>> start SOURCE
Posted by: Laurence Simons 16/10/15

The British Library has long been home to extensive archives of historical literature, but soon it will house the work of a new project. A digital platform hosting 100 original stories and celebrating the triumphs of women who have shaped the legal profession since the Sex Disqualification (Removal) Act of 1919 is set to become the newest addition inside its walls.

“The First 100 Years” will chart the journey of women within the legal profession to promote a deeper understanding of the past and ensure a more equal future. Dana Denis-Smith, who masterminded the initiative, commented: “Many females practicing law up until recent times would have found themselves lonely in professional circles. This is not a long forgotten past, but the current journey of women in the legal profession today. We need these stories - both past and present - in order to understand what the future holds for female lawyers. I urge everyone in the profession to donate and help us chart women’s role in law and create a strong and lasting legacy for future generations.” But, although a progressive step in some ways – and likely to be both an educational and a reminiscent series – is this really what women in law need?

“The First 100 Years” has launched a crowdfunding initiative which aims to raise £100,000 by November. Denis-Smith commented that, “It would take just 1,000 lawyers to give £100 each for us to reach our target” – and with 180,000 practicing in the UK, it shouldn’t be too difficult. Plus, following the major controversy caused by Charlotte Proudman and her LinkedIn “fracas”, the topic of sexism in the legal sector has resurfaced and many are discussing issues such as equal pay and getting more women into the top positions. So whilst this is once again at the forefront, it seems the perfect time to be raising awareness for her campaign. Yet it is really important to not lose sight of the battles still to be fought. And whether this project turns out to be a successful documentary series, a practice in PR for female lawyers or just a nice addition to the Library, it is heartening to see such interest being taken over the historic diversification of the legal sector.
>> end SOURCE
>> start DATASET EXTRACT
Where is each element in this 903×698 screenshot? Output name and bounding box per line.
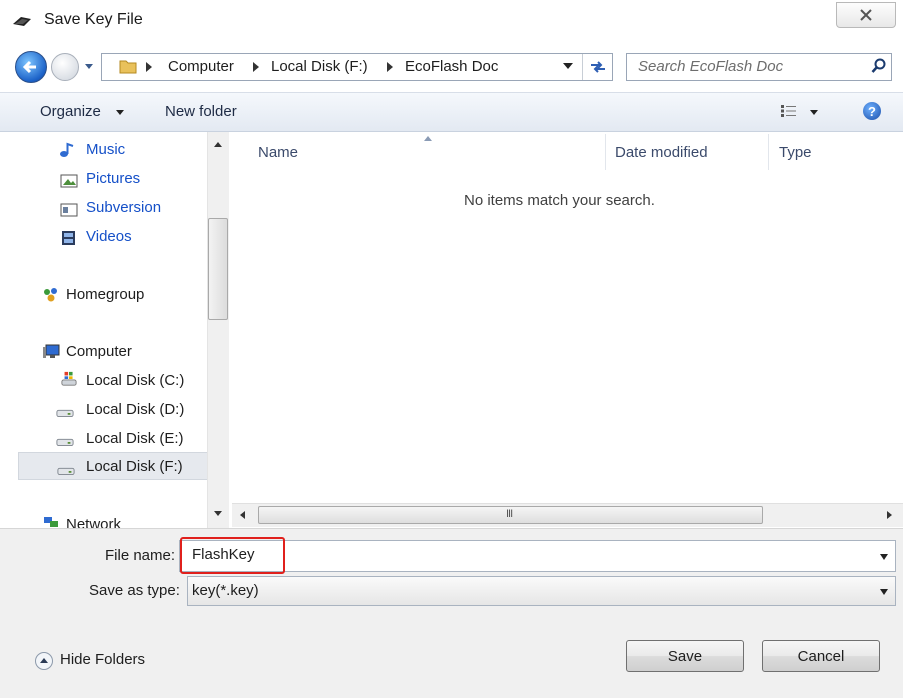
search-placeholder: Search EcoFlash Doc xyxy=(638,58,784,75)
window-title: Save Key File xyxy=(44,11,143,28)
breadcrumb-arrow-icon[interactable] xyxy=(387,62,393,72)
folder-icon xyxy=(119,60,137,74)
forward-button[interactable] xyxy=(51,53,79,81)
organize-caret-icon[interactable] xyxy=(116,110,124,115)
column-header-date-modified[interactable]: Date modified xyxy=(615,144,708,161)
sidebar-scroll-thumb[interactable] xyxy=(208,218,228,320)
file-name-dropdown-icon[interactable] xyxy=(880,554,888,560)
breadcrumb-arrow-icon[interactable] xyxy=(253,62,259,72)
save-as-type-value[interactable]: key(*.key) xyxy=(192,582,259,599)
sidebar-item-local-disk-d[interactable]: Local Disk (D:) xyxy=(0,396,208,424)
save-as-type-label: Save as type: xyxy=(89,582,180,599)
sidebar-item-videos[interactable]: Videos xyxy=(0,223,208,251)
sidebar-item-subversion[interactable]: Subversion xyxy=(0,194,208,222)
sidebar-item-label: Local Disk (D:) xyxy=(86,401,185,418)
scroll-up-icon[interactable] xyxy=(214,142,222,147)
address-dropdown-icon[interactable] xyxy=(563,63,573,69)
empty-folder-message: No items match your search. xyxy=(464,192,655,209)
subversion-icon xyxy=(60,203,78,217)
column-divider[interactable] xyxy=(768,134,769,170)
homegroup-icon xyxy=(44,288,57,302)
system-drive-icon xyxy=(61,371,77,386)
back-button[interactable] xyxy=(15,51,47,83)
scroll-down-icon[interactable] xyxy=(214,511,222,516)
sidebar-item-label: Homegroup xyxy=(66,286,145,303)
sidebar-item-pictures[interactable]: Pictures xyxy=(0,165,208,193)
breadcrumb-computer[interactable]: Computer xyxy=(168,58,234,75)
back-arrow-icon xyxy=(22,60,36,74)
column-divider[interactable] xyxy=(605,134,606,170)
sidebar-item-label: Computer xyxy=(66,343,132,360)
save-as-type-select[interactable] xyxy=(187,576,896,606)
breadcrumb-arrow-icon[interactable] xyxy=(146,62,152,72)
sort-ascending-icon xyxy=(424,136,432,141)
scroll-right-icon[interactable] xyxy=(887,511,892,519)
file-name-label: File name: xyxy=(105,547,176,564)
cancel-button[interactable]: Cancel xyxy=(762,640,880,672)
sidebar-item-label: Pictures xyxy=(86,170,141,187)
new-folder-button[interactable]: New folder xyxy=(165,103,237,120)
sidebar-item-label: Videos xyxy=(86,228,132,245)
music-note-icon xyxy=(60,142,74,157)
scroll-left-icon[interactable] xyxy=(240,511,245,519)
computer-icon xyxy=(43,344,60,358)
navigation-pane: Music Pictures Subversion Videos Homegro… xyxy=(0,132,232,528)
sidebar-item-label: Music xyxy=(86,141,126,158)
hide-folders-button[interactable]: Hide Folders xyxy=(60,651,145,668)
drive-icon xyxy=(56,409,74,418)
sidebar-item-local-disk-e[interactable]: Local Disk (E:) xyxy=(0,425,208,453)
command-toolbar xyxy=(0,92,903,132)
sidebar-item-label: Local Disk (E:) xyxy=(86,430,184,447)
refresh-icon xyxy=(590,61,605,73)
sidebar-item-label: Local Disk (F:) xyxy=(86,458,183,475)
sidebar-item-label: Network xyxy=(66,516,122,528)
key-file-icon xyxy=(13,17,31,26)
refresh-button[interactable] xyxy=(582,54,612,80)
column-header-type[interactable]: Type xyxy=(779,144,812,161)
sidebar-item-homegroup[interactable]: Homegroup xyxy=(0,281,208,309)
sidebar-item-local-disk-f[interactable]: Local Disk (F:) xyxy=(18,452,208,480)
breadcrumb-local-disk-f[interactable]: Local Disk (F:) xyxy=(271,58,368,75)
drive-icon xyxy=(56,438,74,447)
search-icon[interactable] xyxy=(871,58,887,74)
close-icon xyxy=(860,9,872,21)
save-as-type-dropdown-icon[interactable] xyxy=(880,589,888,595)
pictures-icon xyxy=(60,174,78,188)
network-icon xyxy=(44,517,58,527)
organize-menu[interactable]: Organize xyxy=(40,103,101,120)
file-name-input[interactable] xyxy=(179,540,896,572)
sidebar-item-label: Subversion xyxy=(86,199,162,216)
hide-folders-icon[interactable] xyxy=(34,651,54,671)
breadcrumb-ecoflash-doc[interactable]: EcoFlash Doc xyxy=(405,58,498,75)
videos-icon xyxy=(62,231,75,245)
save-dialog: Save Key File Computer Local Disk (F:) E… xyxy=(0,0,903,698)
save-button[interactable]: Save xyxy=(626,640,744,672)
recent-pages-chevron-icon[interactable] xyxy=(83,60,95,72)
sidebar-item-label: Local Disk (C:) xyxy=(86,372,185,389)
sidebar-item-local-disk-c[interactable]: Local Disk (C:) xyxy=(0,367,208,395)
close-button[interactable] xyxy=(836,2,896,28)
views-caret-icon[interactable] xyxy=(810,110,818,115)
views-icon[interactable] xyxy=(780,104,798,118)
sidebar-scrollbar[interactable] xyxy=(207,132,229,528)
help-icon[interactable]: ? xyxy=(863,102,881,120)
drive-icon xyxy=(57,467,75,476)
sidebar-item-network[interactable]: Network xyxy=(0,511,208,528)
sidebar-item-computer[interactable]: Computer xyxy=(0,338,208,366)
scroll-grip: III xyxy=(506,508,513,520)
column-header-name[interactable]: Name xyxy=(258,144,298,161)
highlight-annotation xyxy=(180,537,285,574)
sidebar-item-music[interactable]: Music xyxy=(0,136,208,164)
>> end DATASET EXTRACT
**EXERCISE REQUIREMENTS:** According to the post about women in the legal profession, how much does the crowdfunding initiative for "The First 100 Years" aim to raise, and by when?

**COMPLETE RESPONSE:** £100,000 by November.